> **Problem**
Please duplicate everything in the London 2012 marketing article below from "Sources have questioned" down to "London 2012 logo.", word for word.
start Quoted passage
The London Organising Committee of the Olympic Games (Locog) is considering making the agency a tier-three – or third level – partner in the marketing services category. Other remuneration proposals put forward include the appointed agency taking a percentage of the marketing communications money raised.

Sources have questioned whether such plans indicate an unwillingness to pay directly for services, despite Locog’s “huge” budget and the £400,000 paid to design agency Wolff Olins for the controversial London 2012 logo.

One senior source calls it a “cheek” that so much was paid for a logo when an agency would have to work “much harder” for less money.

Another source highlights the enormity of the task, saying it is not simply about creating advertising and marketing messages, but also about adapting them for countries and regions as diverse as China, India and Russia.

The source compares the commitment and sacrifice needed to work for a political party, such as Labour or the Conservatives, but says it will be even greater for the Olympics as it is over an intensive four-year period. He also points out that the winning agency would be sacrificing people from a range of disciplines to work almost entirely on one account for little recompense.

However, another industry source bemoans the lack of initiative shown by agencies, saying this is a “modern” pitch for a modern Olympics – and a real chance for them to set their own remuneration terms.

Indeed, the London team – headed by commercial director Chris Townsend – claims that 2012 will be the first “truly digital” Games. It says the chosen agency will be “instrumental” in the Games’ success and at the heart of “rejuvenating” the brand, which Locog suggests is seen as “a little remote and elitist”.

Locog is understood to be looking for a “marketing services” solution encompassing creative, media, digital, sponsorship, content creation, events and CRM.

It is believed to want a heavy PR bias, with a focus on experiential and digital marketing, particularly for 2008 when the run-up starts in earnest, following the handover in Beijing. It seems certain that social networking will also play a major role.

The attraction of becoming the 2012 agency of record has new business directors salivating. The Olympics brand is, by the very nature of its exclusivity, one of the world’s most powerful, while London is the only city that will have hosted the games three times. The prestige factor promises to be enormous.

As the brief trumpets: “This is not a pitch for ordinary commercial activity. This is not a Government publicity campaign. The Olympic and Paralympics Games are the largest peacetime events that mankind undertakes.”
end Quoted passage
start Raw records
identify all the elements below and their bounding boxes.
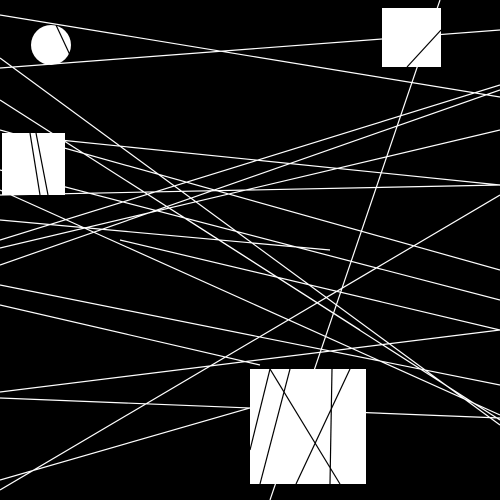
line	[179, 214, 500, 421]
line	[0, 404, 261, 481]
line	[249, 368, 271, 451]
line	[0, 29, 500, 69]
line	[59, 139, 500, 186]
line	[119, 239, 500, 331]
line	[0, 304, 261, 366]
line	[259, 368, 291, 485]
line	[0, 219, 331, 251]
line	[269, 368, 341, 485]
line	[0, 329, 500, 393]
line	[406, 29, 442, 68]
line	[295, 368, 351, 485]
line	[0, 129, 500, 271]
line	[329, 368, 333, 485]
line	[0, 129, 500, 249]
line	[0, 57, 500, 426]
line	[0, 194, 500, 491]
black-lines	[29, 24, 442, 485]
rect-shape-left	[2, 133, 65, 195]
square-shape-top-right	[382, 8, 441, 67]
rect-shape-bottom	[250, 369, 366, 484]
line	[35, 132, 49, 196]
line	[0, 14, 500, 98]
line	[0, 284, 500, 386]
line	[0, 89, 500, 266]
line	[29, 132, 41, 196]
line	[0, 84, 500, 241]
line	[0, 184, 500, 196]
line	[55, 24, 71, 56]
line	[0, 169, 500, 301]
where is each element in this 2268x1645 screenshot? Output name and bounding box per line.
end Raw records
> **Task output**
Sources have questioned whether such plans indicate an unwillingness to pay directly for services, despite Locog’s “huge” budget and the £400,000 paid to design agency Wolff Olins for the controversial London 2012 logo.